● Record extracts:
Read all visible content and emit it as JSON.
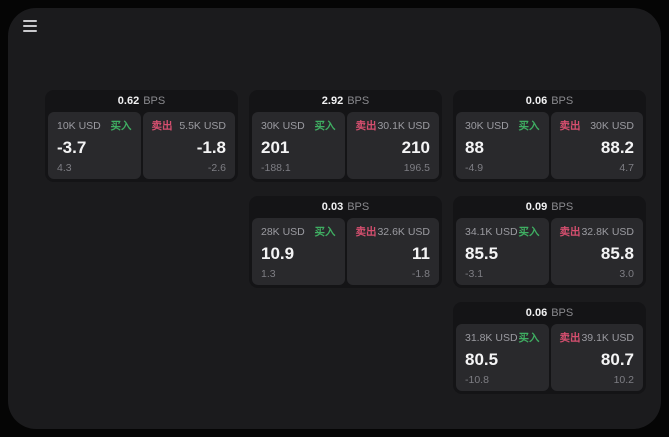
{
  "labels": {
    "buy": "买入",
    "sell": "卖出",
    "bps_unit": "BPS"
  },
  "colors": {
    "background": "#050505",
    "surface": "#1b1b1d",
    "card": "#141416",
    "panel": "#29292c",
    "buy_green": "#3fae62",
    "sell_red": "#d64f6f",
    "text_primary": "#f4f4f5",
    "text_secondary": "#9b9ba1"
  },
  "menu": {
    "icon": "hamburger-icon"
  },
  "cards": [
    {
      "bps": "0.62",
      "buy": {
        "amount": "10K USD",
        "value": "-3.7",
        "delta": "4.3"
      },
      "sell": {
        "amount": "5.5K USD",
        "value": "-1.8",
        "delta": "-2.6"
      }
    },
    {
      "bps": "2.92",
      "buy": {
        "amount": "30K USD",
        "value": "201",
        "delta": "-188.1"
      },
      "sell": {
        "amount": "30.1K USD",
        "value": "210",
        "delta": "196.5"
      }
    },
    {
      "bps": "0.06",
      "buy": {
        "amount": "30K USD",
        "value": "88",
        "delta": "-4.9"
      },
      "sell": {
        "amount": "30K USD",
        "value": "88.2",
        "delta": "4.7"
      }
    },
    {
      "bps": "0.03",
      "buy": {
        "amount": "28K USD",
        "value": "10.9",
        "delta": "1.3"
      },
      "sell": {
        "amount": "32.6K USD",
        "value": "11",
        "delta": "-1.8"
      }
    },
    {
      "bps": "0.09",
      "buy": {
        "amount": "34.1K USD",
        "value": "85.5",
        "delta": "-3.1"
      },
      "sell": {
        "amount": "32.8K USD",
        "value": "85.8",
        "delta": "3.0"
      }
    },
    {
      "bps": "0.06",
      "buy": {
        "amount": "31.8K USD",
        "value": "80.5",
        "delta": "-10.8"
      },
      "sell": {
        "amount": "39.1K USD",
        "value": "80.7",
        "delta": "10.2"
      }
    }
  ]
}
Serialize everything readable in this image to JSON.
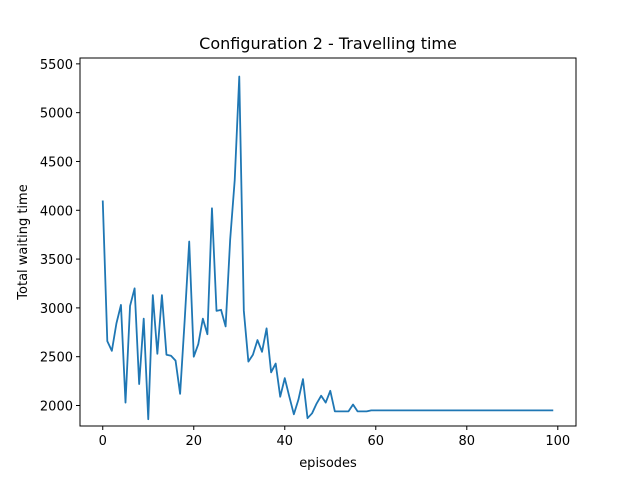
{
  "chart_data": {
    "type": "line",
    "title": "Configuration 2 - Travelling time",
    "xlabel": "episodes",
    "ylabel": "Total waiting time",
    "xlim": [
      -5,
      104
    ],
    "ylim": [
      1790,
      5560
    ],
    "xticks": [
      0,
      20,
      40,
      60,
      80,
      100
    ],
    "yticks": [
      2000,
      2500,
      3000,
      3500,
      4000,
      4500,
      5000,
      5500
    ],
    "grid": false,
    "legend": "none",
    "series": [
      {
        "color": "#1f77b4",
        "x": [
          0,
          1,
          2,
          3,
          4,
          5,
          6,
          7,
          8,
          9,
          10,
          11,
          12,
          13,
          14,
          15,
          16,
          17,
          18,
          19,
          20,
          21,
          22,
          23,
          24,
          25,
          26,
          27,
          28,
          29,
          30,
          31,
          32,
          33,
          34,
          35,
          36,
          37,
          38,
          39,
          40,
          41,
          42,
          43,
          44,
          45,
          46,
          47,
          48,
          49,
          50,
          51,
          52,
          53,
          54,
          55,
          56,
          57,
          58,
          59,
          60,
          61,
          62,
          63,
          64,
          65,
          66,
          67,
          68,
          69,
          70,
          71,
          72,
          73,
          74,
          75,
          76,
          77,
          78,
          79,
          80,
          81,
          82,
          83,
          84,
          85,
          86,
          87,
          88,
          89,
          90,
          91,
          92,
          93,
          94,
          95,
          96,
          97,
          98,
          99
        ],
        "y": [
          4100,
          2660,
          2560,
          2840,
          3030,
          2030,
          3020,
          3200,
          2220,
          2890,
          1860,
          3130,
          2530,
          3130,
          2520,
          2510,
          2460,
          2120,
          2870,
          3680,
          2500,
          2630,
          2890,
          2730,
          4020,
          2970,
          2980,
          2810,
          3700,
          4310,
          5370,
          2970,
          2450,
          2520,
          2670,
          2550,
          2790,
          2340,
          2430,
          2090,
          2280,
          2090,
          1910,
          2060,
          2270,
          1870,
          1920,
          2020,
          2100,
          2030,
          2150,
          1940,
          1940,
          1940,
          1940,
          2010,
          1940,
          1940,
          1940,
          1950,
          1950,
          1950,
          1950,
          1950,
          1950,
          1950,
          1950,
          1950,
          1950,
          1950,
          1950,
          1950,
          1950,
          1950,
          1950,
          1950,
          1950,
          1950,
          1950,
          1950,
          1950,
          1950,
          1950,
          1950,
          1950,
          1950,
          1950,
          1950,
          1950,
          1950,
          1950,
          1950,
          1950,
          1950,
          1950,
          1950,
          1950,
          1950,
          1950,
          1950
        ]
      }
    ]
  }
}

--

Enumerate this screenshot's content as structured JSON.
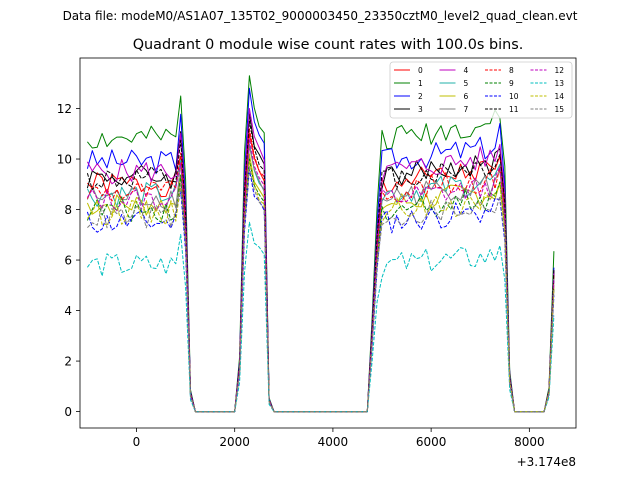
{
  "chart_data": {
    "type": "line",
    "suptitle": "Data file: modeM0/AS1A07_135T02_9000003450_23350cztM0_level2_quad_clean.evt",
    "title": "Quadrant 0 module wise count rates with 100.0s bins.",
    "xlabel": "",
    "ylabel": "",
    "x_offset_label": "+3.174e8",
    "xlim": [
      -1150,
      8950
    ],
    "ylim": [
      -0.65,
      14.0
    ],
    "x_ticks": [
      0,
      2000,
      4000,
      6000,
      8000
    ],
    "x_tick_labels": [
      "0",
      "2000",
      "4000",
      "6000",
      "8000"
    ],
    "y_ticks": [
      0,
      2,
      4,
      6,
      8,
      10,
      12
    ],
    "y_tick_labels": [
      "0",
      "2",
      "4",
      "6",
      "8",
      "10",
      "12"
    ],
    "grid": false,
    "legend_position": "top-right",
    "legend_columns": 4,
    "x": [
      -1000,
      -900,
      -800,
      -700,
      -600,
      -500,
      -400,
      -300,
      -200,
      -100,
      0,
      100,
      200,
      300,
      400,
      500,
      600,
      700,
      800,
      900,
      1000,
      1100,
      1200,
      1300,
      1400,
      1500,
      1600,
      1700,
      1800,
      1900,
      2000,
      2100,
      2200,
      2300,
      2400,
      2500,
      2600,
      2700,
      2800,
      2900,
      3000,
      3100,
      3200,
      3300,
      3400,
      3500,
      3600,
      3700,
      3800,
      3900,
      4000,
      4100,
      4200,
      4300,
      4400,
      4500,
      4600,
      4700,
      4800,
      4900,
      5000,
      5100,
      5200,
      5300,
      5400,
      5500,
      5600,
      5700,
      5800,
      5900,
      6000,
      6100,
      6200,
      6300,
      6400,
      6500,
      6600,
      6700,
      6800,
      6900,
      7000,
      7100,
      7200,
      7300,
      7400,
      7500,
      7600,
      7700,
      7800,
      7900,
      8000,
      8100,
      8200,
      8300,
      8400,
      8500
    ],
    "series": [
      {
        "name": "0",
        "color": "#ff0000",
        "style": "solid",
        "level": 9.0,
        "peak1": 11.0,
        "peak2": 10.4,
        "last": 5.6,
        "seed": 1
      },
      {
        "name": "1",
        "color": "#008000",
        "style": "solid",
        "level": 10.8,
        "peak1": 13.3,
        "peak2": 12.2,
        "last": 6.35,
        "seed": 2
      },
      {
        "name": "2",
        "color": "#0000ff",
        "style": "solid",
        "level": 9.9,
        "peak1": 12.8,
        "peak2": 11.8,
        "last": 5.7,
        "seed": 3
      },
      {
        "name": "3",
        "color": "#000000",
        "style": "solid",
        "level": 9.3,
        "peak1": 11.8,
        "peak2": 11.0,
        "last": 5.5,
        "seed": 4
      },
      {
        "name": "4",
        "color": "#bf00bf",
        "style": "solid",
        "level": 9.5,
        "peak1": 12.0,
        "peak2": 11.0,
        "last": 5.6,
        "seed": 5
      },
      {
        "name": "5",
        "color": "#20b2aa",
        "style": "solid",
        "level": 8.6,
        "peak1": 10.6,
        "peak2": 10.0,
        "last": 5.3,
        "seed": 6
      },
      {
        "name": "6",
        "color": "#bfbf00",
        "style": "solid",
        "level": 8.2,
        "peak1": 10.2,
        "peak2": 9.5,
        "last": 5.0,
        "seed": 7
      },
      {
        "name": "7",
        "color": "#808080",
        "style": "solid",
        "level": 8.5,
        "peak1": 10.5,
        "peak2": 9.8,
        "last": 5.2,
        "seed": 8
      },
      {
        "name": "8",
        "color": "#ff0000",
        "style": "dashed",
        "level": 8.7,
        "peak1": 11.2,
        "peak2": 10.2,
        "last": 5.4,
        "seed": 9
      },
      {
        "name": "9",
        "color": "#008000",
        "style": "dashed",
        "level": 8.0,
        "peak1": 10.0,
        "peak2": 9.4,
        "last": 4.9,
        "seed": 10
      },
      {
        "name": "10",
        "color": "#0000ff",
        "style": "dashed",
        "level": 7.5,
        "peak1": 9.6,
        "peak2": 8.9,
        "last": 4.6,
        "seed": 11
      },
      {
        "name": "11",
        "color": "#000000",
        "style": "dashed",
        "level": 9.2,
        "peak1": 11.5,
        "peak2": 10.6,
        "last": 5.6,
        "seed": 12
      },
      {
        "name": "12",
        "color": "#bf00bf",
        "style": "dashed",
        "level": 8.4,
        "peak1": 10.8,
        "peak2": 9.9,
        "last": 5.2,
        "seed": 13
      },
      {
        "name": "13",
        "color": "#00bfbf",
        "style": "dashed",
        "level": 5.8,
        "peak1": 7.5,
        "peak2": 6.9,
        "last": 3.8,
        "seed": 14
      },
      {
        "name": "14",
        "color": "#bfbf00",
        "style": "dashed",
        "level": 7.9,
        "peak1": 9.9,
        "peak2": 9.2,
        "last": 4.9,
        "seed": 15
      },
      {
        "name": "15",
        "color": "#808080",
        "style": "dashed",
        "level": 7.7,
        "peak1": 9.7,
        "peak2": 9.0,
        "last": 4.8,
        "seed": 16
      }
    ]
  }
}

● Instructions for the task: Check all the records above and select each line where the string "content" is found.

● Task answer:
Read all visible content and emit it as JSON.
Enumerate this screenshot's content as structured JSON.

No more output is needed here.